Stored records

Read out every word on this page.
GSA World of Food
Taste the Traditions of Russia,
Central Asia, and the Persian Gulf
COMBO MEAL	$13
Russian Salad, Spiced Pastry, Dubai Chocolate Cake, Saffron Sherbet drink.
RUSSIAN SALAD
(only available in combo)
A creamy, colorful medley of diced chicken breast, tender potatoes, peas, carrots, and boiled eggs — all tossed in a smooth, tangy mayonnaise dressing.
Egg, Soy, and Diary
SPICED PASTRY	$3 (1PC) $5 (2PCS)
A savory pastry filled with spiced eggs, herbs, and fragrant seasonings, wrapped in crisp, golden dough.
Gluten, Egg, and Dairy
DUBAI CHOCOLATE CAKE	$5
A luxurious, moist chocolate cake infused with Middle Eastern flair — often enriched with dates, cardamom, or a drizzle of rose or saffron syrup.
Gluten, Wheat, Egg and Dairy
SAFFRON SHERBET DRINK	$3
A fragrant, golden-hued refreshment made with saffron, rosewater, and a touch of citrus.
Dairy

---

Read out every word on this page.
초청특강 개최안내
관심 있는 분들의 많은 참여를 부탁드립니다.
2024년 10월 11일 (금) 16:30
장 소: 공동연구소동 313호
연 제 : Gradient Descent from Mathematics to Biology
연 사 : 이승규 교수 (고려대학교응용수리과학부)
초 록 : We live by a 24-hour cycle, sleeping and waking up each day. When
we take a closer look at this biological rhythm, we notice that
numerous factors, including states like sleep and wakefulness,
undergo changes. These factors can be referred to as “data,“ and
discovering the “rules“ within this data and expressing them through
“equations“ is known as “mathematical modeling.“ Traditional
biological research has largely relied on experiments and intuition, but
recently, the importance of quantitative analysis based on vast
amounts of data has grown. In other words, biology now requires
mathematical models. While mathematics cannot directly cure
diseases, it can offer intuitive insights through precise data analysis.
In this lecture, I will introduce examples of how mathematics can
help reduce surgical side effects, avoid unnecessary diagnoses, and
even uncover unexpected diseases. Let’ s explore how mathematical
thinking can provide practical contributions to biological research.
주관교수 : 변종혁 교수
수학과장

==

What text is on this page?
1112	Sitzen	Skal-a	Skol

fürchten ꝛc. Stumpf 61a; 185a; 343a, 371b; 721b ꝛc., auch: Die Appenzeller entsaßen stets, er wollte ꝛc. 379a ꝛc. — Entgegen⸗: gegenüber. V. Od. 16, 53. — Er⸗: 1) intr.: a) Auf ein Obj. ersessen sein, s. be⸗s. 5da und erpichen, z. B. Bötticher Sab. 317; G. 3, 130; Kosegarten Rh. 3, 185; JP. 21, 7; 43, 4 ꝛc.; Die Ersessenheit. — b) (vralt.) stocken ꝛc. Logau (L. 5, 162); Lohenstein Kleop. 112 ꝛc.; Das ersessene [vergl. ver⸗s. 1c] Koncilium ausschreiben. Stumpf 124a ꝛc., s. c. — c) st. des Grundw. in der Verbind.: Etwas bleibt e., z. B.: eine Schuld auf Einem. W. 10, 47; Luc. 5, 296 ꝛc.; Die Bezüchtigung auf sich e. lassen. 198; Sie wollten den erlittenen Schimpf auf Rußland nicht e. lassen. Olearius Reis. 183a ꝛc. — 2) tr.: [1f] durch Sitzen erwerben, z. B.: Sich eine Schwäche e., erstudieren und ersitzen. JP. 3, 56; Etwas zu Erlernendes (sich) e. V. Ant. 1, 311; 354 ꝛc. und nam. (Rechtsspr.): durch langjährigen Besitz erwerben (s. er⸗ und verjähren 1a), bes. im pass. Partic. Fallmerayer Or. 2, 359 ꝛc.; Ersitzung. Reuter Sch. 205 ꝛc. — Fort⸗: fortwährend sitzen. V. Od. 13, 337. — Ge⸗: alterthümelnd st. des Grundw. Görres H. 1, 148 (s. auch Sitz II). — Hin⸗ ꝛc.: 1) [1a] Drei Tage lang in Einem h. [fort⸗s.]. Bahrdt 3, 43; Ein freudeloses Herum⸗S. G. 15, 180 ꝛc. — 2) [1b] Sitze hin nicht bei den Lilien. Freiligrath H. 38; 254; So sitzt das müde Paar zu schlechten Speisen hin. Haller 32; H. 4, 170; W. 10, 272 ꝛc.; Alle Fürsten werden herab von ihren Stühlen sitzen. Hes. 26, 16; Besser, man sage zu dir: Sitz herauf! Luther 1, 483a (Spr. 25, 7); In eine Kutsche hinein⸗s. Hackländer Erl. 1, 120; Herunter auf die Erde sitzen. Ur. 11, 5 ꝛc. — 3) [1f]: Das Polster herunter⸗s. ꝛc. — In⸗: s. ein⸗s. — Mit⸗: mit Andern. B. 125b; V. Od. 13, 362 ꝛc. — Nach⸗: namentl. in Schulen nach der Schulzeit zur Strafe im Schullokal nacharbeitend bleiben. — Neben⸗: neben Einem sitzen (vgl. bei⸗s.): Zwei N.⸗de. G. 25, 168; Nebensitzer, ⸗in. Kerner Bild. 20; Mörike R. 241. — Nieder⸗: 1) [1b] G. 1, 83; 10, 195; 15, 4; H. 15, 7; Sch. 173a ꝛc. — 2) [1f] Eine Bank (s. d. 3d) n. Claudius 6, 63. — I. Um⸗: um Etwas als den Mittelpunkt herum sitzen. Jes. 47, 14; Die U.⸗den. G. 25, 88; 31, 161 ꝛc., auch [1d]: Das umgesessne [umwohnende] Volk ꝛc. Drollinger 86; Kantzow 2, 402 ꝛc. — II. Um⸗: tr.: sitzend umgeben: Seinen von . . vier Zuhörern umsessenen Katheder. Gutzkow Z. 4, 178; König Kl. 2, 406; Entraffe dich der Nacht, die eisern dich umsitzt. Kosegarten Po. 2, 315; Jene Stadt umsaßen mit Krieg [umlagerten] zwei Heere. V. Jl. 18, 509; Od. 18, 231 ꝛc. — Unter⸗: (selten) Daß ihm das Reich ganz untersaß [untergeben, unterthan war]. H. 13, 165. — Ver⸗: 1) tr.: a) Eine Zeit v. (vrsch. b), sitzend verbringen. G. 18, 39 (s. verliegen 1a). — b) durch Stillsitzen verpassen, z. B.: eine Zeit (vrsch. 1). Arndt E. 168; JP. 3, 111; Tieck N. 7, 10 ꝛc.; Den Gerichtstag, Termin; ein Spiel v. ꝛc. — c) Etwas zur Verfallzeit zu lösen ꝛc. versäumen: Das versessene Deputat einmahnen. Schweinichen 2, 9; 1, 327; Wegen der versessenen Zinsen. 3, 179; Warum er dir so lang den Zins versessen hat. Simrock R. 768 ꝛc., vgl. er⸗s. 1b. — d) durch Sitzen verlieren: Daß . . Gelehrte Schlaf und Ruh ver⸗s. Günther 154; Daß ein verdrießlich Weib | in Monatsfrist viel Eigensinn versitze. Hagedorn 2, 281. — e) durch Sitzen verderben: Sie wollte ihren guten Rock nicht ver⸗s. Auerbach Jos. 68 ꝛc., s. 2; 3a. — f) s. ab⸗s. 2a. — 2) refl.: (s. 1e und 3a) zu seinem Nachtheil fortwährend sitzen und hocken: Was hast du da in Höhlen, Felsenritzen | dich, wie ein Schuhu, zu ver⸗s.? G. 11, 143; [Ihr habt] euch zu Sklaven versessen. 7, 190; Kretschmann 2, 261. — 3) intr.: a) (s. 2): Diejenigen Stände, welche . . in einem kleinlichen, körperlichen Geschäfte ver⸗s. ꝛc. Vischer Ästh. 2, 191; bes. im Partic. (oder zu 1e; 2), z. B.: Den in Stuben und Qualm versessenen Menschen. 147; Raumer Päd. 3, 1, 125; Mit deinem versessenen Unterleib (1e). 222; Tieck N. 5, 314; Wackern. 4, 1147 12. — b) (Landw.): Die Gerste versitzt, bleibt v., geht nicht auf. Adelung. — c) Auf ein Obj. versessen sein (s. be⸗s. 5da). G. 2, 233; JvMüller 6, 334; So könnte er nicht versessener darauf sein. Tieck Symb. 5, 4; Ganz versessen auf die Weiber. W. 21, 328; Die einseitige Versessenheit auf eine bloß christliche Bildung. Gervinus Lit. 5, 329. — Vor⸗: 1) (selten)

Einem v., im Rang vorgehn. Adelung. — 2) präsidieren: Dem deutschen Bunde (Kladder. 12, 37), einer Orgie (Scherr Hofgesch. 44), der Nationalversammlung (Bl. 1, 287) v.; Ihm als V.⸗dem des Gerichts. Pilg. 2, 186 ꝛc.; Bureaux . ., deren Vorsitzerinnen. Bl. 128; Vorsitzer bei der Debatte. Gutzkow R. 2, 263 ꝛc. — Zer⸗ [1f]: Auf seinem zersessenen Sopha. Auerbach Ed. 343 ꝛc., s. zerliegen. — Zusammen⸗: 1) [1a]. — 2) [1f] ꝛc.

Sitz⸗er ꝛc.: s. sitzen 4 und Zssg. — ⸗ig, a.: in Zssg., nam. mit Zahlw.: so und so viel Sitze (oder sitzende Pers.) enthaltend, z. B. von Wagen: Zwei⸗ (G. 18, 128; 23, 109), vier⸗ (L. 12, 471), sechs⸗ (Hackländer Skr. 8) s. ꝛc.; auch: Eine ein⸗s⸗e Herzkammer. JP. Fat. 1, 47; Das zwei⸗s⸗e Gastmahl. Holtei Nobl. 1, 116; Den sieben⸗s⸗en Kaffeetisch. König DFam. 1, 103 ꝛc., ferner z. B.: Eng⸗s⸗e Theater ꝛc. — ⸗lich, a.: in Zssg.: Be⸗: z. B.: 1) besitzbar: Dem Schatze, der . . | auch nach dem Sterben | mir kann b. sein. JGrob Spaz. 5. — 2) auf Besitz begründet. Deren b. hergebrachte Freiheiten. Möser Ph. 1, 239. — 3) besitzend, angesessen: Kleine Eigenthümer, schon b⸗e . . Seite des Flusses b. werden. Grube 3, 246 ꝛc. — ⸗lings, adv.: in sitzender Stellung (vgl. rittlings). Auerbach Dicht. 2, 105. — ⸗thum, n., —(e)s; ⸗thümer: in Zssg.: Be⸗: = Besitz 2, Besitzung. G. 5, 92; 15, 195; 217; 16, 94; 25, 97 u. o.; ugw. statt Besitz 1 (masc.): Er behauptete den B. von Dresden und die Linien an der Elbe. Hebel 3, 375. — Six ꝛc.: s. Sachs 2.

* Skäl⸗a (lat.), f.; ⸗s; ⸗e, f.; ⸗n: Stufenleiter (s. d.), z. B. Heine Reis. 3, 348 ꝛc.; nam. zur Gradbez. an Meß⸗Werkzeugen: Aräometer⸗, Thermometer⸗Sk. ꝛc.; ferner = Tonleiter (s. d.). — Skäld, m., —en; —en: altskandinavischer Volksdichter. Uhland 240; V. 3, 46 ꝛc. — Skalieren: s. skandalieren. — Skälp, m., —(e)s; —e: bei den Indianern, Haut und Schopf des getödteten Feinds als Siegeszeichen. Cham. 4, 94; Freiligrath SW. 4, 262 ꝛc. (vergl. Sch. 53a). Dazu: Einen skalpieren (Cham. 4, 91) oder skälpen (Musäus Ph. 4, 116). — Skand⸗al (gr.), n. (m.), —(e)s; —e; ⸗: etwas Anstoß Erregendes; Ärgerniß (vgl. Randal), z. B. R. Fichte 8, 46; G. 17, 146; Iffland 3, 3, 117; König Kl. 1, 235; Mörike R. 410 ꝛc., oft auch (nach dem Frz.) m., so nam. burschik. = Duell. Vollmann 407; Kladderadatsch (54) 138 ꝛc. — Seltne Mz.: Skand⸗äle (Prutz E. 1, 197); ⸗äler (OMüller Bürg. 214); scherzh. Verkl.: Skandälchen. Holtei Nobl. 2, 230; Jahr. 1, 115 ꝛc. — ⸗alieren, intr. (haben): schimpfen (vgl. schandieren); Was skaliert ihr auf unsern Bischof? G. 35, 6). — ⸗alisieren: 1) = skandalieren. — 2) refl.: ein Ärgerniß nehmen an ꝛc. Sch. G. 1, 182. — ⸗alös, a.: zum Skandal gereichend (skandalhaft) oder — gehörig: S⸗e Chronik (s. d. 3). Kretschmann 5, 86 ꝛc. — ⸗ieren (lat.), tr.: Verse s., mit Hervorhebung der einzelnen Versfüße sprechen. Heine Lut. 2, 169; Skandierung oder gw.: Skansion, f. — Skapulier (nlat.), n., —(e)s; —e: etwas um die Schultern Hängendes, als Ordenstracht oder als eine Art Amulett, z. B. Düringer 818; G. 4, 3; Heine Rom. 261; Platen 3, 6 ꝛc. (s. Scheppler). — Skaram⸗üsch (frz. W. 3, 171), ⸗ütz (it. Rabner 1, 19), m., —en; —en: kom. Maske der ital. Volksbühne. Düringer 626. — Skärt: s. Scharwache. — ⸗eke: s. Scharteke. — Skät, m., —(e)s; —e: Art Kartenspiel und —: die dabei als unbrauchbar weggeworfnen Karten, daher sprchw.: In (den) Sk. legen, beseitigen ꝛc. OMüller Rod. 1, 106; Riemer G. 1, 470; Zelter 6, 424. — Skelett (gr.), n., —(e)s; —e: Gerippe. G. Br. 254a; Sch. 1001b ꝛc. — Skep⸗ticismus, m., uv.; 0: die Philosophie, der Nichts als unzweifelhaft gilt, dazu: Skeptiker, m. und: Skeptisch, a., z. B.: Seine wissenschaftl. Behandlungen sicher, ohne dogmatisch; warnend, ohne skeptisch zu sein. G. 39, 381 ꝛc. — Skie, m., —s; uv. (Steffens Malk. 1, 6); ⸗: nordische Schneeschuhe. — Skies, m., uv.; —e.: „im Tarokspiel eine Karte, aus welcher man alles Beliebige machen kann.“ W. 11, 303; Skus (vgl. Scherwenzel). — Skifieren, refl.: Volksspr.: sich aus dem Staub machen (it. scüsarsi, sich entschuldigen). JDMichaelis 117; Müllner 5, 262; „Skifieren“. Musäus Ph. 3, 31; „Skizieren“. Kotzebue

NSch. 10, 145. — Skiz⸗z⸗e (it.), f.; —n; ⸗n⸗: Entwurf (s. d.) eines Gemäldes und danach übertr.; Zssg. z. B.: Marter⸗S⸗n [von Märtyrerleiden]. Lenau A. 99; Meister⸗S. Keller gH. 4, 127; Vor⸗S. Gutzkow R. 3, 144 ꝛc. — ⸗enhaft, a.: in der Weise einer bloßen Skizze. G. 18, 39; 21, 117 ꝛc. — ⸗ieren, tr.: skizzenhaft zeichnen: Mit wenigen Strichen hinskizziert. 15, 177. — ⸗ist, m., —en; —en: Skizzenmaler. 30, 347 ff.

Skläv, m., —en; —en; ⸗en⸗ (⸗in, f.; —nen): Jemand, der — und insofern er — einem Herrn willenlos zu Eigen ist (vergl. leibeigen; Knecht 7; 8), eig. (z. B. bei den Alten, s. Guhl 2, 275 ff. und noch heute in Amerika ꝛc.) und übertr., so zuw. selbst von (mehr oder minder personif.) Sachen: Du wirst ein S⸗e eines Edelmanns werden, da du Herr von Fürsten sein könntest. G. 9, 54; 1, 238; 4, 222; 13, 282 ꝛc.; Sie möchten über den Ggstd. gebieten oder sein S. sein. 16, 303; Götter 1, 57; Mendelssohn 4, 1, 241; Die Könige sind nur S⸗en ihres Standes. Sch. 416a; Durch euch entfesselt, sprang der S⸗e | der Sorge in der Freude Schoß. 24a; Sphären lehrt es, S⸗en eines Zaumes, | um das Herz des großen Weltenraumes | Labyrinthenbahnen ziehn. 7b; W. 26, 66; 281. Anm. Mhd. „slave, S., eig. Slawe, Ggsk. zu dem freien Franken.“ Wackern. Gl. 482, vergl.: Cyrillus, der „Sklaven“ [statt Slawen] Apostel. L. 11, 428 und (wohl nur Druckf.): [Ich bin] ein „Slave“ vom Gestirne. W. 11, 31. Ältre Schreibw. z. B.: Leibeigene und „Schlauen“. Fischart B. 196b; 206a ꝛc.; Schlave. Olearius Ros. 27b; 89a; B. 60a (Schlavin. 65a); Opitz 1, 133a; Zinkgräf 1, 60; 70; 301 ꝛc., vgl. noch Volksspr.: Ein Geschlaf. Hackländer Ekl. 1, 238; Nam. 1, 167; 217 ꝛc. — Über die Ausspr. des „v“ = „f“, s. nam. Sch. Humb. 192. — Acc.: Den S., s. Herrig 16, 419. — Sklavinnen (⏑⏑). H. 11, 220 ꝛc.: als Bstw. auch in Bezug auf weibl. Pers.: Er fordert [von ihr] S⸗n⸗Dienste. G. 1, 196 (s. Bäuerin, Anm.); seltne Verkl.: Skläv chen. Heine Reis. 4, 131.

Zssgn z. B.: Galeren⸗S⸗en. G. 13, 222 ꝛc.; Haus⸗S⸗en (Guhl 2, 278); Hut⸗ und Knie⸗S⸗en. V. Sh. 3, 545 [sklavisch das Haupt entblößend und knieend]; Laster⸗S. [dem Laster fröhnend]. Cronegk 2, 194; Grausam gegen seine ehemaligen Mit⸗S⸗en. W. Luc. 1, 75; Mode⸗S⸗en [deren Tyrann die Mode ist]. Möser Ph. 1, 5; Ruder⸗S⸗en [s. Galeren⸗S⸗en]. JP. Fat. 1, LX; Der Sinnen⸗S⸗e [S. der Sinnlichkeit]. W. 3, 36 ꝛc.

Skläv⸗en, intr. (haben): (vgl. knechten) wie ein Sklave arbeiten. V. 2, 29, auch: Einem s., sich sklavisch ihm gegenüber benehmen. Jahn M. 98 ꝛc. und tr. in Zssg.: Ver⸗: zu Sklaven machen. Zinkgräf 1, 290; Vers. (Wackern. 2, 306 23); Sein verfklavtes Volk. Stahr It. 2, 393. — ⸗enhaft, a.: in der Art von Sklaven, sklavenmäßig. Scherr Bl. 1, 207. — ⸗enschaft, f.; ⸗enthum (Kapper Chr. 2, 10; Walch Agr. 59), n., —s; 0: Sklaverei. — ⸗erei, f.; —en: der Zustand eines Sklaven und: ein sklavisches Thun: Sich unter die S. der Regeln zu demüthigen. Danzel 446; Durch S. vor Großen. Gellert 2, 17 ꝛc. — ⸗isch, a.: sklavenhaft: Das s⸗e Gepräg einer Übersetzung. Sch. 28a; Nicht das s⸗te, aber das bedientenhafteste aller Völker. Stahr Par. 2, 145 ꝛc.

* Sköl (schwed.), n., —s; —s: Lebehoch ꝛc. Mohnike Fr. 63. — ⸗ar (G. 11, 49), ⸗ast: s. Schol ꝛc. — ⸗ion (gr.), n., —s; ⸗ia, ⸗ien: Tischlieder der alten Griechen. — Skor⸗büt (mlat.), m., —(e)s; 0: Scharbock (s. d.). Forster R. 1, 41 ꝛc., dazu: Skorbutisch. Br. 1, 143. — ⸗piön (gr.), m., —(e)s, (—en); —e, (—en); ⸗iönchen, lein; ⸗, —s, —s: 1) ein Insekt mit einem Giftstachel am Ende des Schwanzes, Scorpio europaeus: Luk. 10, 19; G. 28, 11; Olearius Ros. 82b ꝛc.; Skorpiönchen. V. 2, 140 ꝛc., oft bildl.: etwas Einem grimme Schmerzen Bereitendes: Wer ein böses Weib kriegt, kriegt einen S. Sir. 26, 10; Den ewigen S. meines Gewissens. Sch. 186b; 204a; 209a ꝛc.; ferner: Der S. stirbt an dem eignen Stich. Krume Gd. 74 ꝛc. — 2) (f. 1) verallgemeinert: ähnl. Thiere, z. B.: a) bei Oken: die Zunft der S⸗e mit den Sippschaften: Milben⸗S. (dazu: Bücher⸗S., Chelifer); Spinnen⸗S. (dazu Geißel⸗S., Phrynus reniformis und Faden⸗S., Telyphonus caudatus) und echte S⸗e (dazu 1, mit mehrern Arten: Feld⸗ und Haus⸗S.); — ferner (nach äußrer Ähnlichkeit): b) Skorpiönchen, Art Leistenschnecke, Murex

[What is expected]: Write only the number of lines that include "eggs".

[Exercise result]: 2